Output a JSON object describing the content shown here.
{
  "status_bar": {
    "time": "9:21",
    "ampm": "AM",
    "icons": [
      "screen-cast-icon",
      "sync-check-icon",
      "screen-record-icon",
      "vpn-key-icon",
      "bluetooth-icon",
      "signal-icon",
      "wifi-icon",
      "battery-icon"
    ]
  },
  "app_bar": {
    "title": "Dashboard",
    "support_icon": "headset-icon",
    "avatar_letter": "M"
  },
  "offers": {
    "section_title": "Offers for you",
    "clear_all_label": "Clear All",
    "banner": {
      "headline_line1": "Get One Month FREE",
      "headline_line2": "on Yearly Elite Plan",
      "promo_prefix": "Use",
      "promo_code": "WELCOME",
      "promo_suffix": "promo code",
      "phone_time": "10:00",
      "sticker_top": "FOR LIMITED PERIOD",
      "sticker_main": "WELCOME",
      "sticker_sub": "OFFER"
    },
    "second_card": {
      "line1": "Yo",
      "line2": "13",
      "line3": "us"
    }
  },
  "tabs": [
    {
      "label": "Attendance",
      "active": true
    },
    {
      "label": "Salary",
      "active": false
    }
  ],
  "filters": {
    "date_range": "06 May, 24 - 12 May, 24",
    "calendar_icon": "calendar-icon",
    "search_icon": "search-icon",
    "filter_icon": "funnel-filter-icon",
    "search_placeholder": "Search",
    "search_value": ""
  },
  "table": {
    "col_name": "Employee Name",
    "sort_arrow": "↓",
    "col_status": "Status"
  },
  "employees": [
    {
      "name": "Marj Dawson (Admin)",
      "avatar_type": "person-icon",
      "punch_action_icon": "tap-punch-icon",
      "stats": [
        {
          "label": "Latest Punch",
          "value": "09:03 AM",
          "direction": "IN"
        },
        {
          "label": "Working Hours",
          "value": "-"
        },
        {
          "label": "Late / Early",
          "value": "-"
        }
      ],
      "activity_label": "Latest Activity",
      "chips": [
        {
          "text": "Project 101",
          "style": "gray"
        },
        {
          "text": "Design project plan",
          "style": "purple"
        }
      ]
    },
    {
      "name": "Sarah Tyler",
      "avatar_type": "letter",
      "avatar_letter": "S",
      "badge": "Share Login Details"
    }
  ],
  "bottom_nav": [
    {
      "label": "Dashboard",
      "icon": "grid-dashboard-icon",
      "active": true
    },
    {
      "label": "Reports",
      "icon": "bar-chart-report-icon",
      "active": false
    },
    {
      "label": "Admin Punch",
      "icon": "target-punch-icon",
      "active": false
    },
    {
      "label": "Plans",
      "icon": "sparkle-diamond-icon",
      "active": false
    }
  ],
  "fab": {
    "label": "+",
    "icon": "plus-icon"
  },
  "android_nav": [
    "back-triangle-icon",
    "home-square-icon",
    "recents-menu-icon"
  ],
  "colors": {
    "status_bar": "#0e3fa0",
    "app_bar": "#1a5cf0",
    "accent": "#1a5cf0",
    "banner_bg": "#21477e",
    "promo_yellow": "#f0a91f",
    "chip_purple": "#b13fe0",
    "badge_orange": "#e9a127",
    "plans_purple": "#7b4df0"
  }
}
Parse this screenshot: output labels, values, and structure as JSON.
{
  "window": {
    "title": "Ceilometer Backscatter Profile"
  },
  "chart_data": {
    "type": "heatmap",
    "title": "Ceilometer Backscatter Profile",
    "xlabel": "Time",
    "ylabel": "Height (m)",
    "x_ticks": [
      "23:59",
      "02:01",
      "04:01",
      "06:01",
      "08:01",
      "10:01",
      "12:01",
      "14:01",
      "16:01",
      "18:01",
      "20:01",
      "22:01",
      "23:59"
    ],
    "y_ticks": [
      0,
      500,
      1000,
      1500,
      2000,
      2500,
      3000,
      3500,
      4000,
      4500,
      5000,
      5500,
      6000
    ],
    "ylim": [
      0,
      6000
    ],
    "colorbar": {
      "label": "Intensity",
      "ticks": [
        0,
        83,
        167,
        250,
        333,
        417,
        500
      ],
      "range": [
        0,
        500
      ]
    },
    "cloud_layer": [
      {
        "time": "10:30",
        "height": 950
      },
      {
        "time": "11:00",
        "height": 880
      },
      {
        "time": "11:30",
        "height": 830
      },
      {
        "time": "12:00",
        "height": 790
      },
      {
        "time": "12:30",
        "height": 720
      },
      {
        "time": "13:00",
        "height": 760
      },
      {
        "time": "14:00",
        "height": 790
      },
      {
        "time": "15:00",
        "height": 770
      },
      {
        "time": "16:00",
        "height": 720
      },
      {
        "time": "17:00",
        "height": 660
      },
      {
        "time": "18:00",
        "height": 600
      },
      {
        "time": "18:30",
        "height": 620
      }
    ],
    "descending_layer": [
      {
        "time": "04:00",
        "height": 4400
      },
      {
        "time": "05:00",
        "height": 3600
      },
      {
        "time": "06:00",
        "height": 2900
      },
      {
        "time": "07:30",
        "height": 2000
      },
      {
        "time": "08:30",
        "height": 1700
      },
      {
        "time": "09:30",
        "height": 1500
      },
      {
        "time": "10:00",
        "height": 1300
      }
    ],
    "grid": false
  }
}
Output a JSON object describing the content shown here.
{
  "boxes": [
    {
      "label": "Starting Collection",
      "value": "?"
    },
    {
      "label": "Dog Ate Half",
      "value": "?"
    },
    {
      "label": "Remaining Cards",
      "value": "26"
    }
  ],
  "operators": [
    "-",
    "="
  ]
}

Prompt –
Write out every line of the data that holds the word "WELCOME".

Exercise solution –
      "promo_code": "WELCOME",
      "sticker_main": "WELCOME",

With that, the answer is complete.